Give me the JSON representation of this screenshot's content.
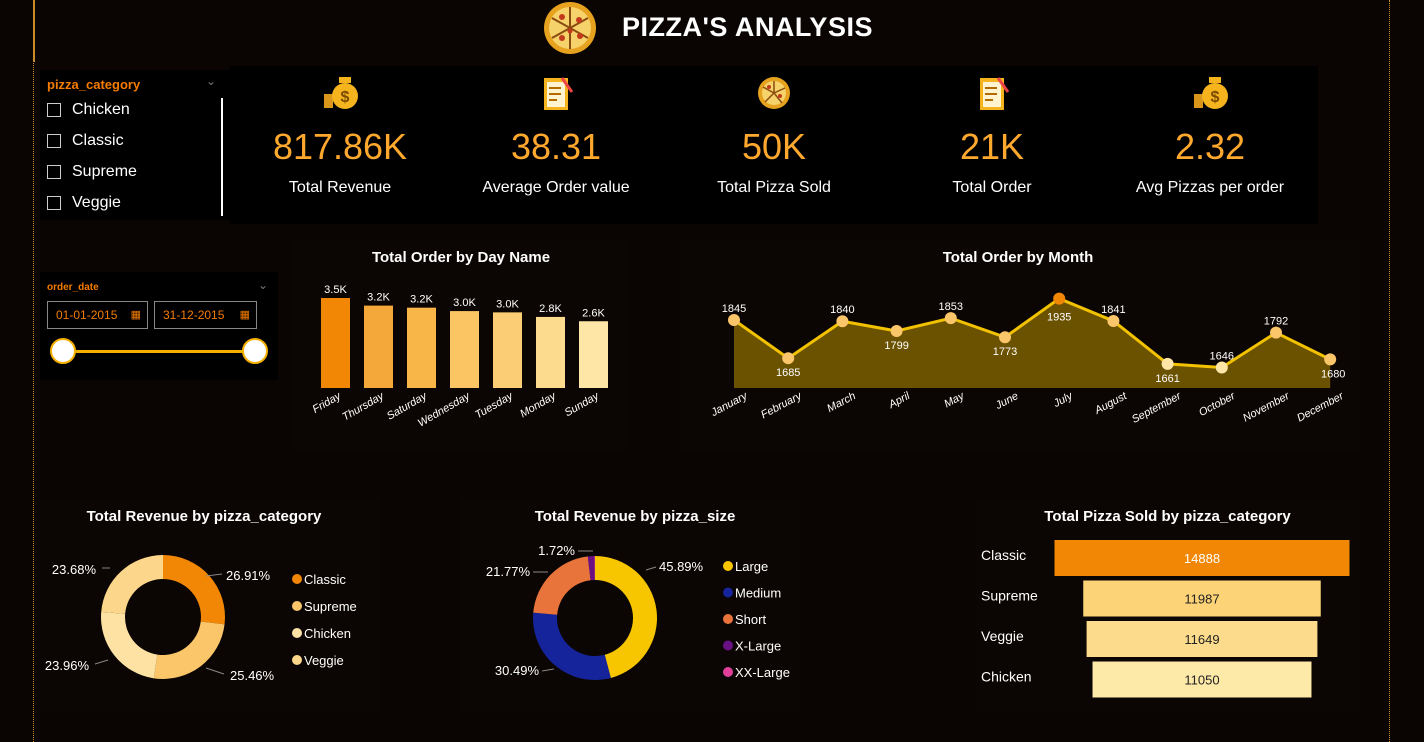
{
  "header": {
    "title": "PIZZA'S  ANALYSIS"
  },
  "slicer": {
    "title": "pizza_category",
    "options": [
      "Chicken",
      "Classic",
      "Supreme",
      "Veggie"
    ]
  },
  "date_slicer": {
    "title": "order_date",
    "start": "01-01-2015",
    "end": "31-12-2015"
  },
  "kpis": [
    {
      "value": "817.86K",
      "label": "Total Revenue",
      "icon": "money-bag-icon"
    },
    {
      "value": "38.31",
      "label": "Average Order value",
      "icon": "checklist-icon"
    },
    {
      "value": "50K",
      "label": "Total Pizza Sold",
      "icon": "pizza-icon"
    },
    {
      "value": "21K",
      "label": "Total Order",
      "icon": "checklist-icon"
    },
    {
      "value": "2.32",
      "label": "Avg Pizzas per order",
      "icon": "money-bag-icon"
    }
  ],
  "chart_data": [
    {
      "type": "bar",
      "title": "Total Order by Day Name",
      "categories": [
        "Friday",
        "Thursday",
        "Saturday",
        "Wednesday",
        "Tuesday",
        "Monday",
        "Sunday"
      ],
      "values": [
        3538,
        3239,
        3158,
        3024,
        2973,
        2794,
        2624
      ],
      "labels": [
        "3.5K",
        "3.2K",
        "3.2K",
        "3.0K",
        "3.0K",
        "2.8K",
        "2.6K"
      ],
      "colors": [
        "#f28705",
        "#f5a83a",
        "#f8b548",
        "#fac562",
        "#fbce75",
        "#fcda8e",
        "#fde6a6"
      ]
    },
    {
      "type": "area",
      "title": "Total Order by Month",
      "categories": [
        "January",
        "February",
        "March",
        "April",
        "May",
        "June",
        "July",
        "August",
        "September",
        "October",
        "November",
        "December"
      ],
      "values": [
        1845,
        1685,
        1840,
        1799,
        1853,
        1773,
        1935,
        1841,
        1661,
        1646,
        1792,
        1680
      ],
      "ylim": [
        1560,
        1950
      ]
    },
    {
      "type": "pie",
      "title": "Total Revenue by pizza_category",
      "categories": [
        "Classic",
        "Supreme",
        "Chicken",
        "Veggie"
      ],
      "values": [
        26.91,
        25.46,
        23.96,
        23.68
      ],
      "labels": [
        "26.91%",
        "25.46%",
        "23.96%",
        "23.68%"
      ],
      "colors": [
        "#f28705",
        "#fbc56a",
        "#fde2a4",
        "#fcd68a"
      ]
    },
    {
      "type": "pie",
      "title": "Total Revenue by pizza_size",
      "categories": [
        "Large",
        "Medium",
        "Short",
        "X-Large",
        "XX-Large"
      ],
      "values": [
        45.89,
        30.49,
        21.77,
        1.72,
        0.13
      ],
      "labels": [
        "45.89%",
        "30.49%",
        "21.77%",
        "1.72%",
        ""
      ],
      "colors": [
        "#f7c600",
        "#16249b",
        "#e8743b",
        "#6a1085",
        "#e0409a"
      ]
    },
    {
      "type": "bar",
      "title": "Total Pizza Sold by pizza_category",
      "categories": [
        "Classic",
        "Supreme",
        "Veggie",
        "Chicken"
      ],
      "values": [
        14888,
        11987,
        11649,
        11050
      ],
      "labels": [
        "14888",
        "11987",
        "11649",
        "11050"
      ],
      "colors": [
        "#f28705",
        "#fcd377",
        "#fcdc8c",
        "#fde9a8"
      ]
    }
  ]
}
- - - -
• [WHAT THE EXERCISE ASKS]:
Quote in full the listing given above; the images are to be left out.

• [COMPLETED TASK]:
Give me the JSON representation of this screenshot's content.
{
  "header": {
    "title": "PIZZA'S  ANALYSIS"
  },
  "slicer": {
    "title": "pizza_category",
    "options": [
      "Chicken",
      "Classic",
      "Supreme",
      "Veggie"
    ]
  },
  "date_slicer": {
    "title": "order_date",
    "start": "01-01-2015",
    "end": "31-12-2015"
  },
  "kpis": [
    {
      "value": "817.86K",
      "label": "Total Revenue",
      "icon": "money-bag-icon"
    },
    {
      "value": "38.31",
      "label": "Average Order value",
      "icon": "checklist-icon"
    },
    {
      "value": "50K",
      "label": "Total Pizza Sold",
      "icon": "pizza-icon"
    },
    {
      "value": "21K",
      "label": "Total Order",
      "icon": "checklist-icon"
    },
    {
      "value": "2.32",
      "label": "Avg Pizzas per order",
      "icon": "money-bag-icon"
    }
  ],
  "chart_data": [
    {
      "type": "bar",
      "title": "Total Order by Day Name",
      "categories": [
        "Friday",
        "Thursday",
        "Saturday",
        "Wednesday",
        "Tuesday",
        "Monday",
        "Sunday"
      ],
      "values": [
        3538,
        3239,
        3158,
        3024,
        2973,
        2794,
        2624
      ],
      "labels": [
        "3.5K",
        "3.2K",
        "3.2K",
        "3.0K",
        "3.0K",
        "2.8K",
        "2.6K"
      ],
      "colors": [
        "#f28705",
        "#f5a83a",
        "#f8b548",
        "#fac562",
        "#fbce75",
        "#fcda8e",
        "#fde6a6"
      ]
    },
    {
      "type": "area",
      "title": "Total Order by Month",
      "categories": [
        "January",
        "February",
        "March",
        "April",
        "May",
        "June",
        "July",
        "August",
        "September",
        "October",
        "November",
        "December"
      ],
      "values": [
        1845,
        1685,
        1840,
        1799,
        1853,
        1773,
        1935,
        1841,
        1661,
        1646,
        1792,
        1680
      ],
      "ylim": [
        1560,
        1950
      ]
    },
    {
      "type": "pie",
      "title": "Total Revenue by pizza_category",
      "categories": [
        "Classic",
        "Supreme",
        "Chicken",
        "Veggie"
      ],
      "values": [
        26.91,
        25.46,
        23.96,
        23.68
      ],
      "labels": [
        "26.91%",
        "25.46%",
        "23.96%",
        "23.68%"
      ],
      "colors": [
        "#f28705",
        "#fbc56a",
        "#fde2a4",
        "#fcd68a"
      ]
    },
    {
      "type": "pie",
      "title": "Total Revenue by pizza_size",
      "categories": [
        "Large",
        "Medium",
        "Short",
        "X-Large",
        "XX-Large"
      ],
      "values": [
        45.89,
        30.49,
        21.77,
        1.72,
        0.13
      ],
      "labels": [
        "45.89%",
        "30.49%",
        "21.77%",
        "1.72%",
        ""
      ],
      "colors": [
        "#f7c600",
        "#16249b",
        "#e8743b",
        "#6a1085",
        "#e0409a"
      ]
    },
    {
      "type": "bar",
      "title": "Total Pizza Sold by pizza_category",
      "categories": [
        "Classic",
        "Supreme",
        "Veggie",
        "Chicken"
      ],
      "values": [
        14888,
        11987,
        11649,
        11050
      ],
      "labels": [
        "14888",
        "11987",
        "11649",
        "11050"
      ],
      "colors": [
        "#f28705",
        "#fcd377",
        "#fcdc8c",
        "#fde9a8"
      ]
    }
  ]
}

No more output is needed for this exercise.